* _DIRECTIVE_
Please give the data below again in full, exactly as it stands.

* _PROVIDED ENTRIES_

┄┄┄┄┄┄┄┄┄┄

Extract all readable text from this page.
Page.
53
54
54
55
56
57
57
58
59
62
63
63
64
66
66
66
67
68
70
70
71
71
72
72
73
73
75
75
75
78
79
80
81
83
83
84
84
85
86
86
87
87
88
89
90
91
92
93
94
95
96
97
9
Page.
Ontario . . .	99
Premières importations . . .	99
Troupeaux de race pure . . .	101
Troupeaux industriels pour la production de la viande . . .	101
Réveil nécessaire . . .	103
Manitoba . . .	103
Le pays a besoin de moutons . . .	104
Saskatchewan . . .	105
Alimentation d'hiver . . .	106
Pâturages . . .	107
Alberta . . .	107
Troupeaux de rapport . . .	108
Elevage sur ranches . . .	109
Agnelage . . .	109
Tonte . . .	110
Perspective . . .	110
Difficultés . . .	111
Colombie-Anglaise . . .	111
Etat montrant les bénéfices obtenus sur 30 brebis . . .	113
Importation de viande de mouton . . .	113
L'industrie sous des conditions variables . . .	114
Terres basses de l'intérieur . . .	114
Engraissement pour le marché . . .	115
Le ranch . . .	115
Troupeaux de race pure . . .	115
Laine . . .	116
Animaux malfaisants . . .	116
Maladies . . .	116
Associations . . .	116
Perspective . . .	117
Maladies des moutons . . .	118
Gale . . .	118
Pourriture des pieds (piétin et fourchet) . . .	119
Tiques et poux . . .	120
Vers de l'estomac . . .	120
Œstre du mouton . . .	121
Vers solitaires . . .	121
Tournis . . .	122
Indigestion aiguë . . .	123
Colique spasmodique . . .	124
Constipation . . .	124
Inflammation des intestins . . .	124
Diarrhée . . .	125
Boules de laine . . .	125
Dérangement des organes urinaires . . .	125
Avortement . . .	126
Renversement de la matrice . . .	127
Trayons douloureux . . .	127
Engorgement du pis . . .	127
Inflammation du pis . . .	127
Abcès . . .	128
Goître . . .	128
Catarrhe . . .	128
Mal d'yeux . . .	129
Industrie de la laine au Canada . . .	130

┄┄┄┄┄┄┄┄┄┄

* _REPLY_
Extract all readable text from this page.
Page.
53
54
54
55
56
57
57
58
59
62
63
63
64
66
66
66
67
68
70
70
71
71
72
72
73
73
75
75
75
78
79
80
81
83
83
84
84
85
86
86
87
87
88
89
90
91
92
93
94
95
96
97
9
Page.
Ontario . . .	99
Premières importations . . .	99
Troupeaux de race pure . . .	101
Troupeaux industriels pour la production de la viande . . .	101
Réveil nécessaire . . .	103
Manitoba . . .	103
Le pays a besoin de moutons . . .	104
Saskatchewan . . .	105
Alimentation d'hiver . . .	106
Pâturages . . .	107
Alberta . . .	107
Troupeaux de rapport . . .	108
Elevage sur ranches . . .	109
Agnelage . . .	109
Tonte . . .	110
Perspective . . .	110
Difficultés . . .	111
Colombie-Anglaise . . .	111
Etat montrant les bénéfices obtenus sur 30 brebis . . .	113
Importation de viande de mouton . . .	113
L'industrie sous des conditions variables . . .	114
Terres basses de l'intérieur . . .	114
Engraissement pour le marché . . .	115
Le ranch . . .	115
Troupeaux de race pure . . .	115
Laine . . .	116
Animaux malfaisants . . .	116
Maladies . . .	116
Associations . . .	116
Perspective . . .	117
Maladies des moutons . . .	118
Gale . . .	118
Pourriture des pieds (piétin et fourchet) . . .	119
Tiques et poux . . .	120
Vers de l'estomac . . .	120
Œstre du mouton . . .	121
Vers solitaires . . .	121
Tournis . . .	122
Indigestion aiguë . . .	123
Colique spasmodique . . .	124
Constipation . . .	124
Inflammation des intestins . . .	124
Diarrhée . . .	125
Boules de laine . . .	125
Dérangement des organes urinaires . . .	125
Avortement . . .	126
Renversement de la matrice . . .	127
Trayons douloureux . . .	127
Engorgement du pis . . .	127
Inflammation du pis . . .	127
Abcès . . .	128
Goître . . .	128
Catarrhe . . .	128
Mal d'yeux . . .	129
Industrie de la laine au Canada . . .	130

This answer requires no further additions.